= REQUIRED TASK =
Gather from the listing below each line that includes the word "Opinion", and copy it.

= DATA SHOWN =
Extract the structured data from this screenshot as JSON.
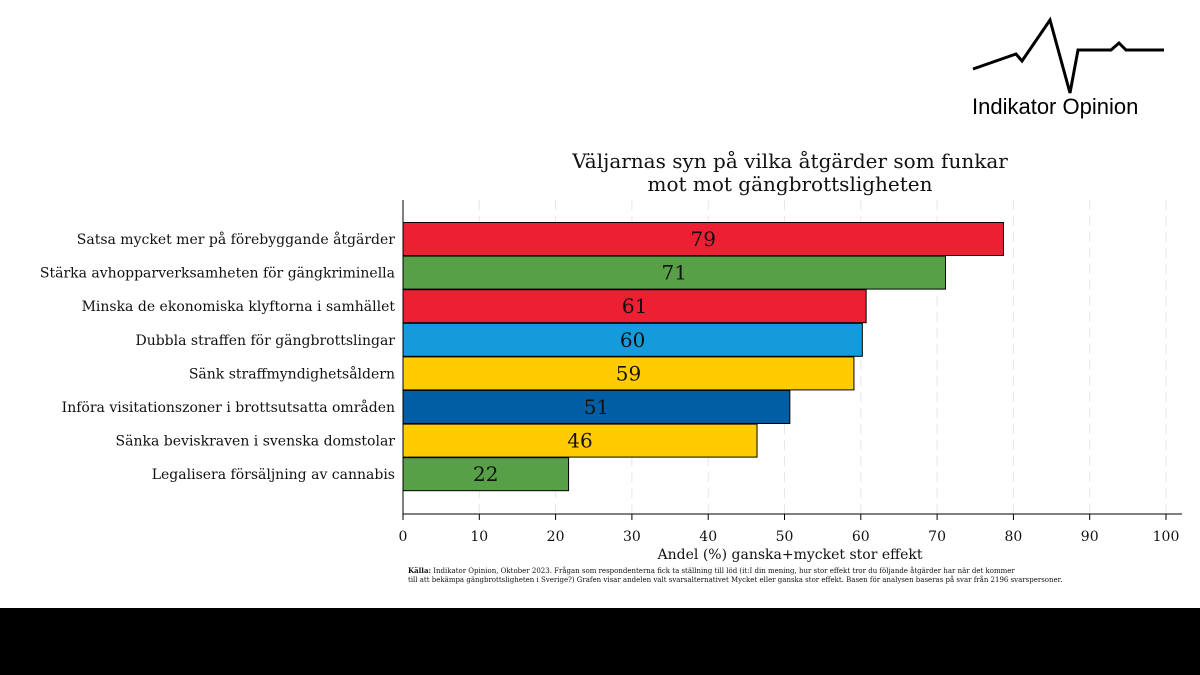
{
  "brand": {
    "name": "Indikator Opinion"
  },
  "chart_data": {
    "type": "bar",
    "orientation": "horizontal",
    "title_lines": [
      "Väljarnas syn på vilka åtgärder som funkar",
      "mot mot gängbrottsligheten"
    ],
    "xlabel": "Andel (%) ganska+mycket stor effekt",
    "ylabel": "",
    "xlim": [
      0,
      100
    ],
    "xticks": [
      0,
      10,
      20,
      30,
      40,
      50,
      60,
      70,
      80,
      90,
      100
    ],
    "grid": "vertical dashed",
    "categories": [
      "Satsa mycket mer på förebyggande åtgärder",
      "Stärka avhopparverksamheten för gängkriminella",
      "Minska de ekonomiska klyftorna i samhället",
      "Dubbla straffen för gängbrottslingar",
      "Sänk straffmyndighetsåldern",
      "Införa visitationszoner i brottsutsatta områden",
      "Sänka beviskraven i svenska domstolar",
      "Legalisera försäljning av cannabis"
    ],
    "values": [
      78.7,
      71.1,
      60.7,
      60.2,
      59.1,
      50.7,
      46.4,
      21.7
    ],
    "data_labels": [
      "79",
      "71",
      "61",
      "60",
      "59",
      "51",
      "46",
      "22"
    ],
    "colors": [
      "#ec1f33",
      "#57a047",
      "#ec1f33",
      "#149bdb",
      "#ffcc00",
      "#015ea4",
      "#ffcc00",
      "#57a047"
    ]
  },
  "source": {
    "label": "Källa:",
    "line1": " Indikator Opinion, Oktober 2023. Frågan som respondenterna fick ta ställning till löd (it:I din mening, hur stor effekt tror du följande åtgärder har när det kommer",
    "line2": "till att bekämpa gängbrottsligheten i Sverige?) Grafen visar andelen valt svarsalternativet Mycket eller ganska stor effekt. Basen för analysen baseras på svar från 2196 svarspersoner."
  }
}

= PROBLEM SOLUTION =
    "name": "Indikator Opinion"
    "line1": " Indikator Opinion, Oktober 2023. Frågan som respondenterna fick ta ställning till löd (it:I din mening, hur stor effekt tror du följande åtgärder har när det kommer",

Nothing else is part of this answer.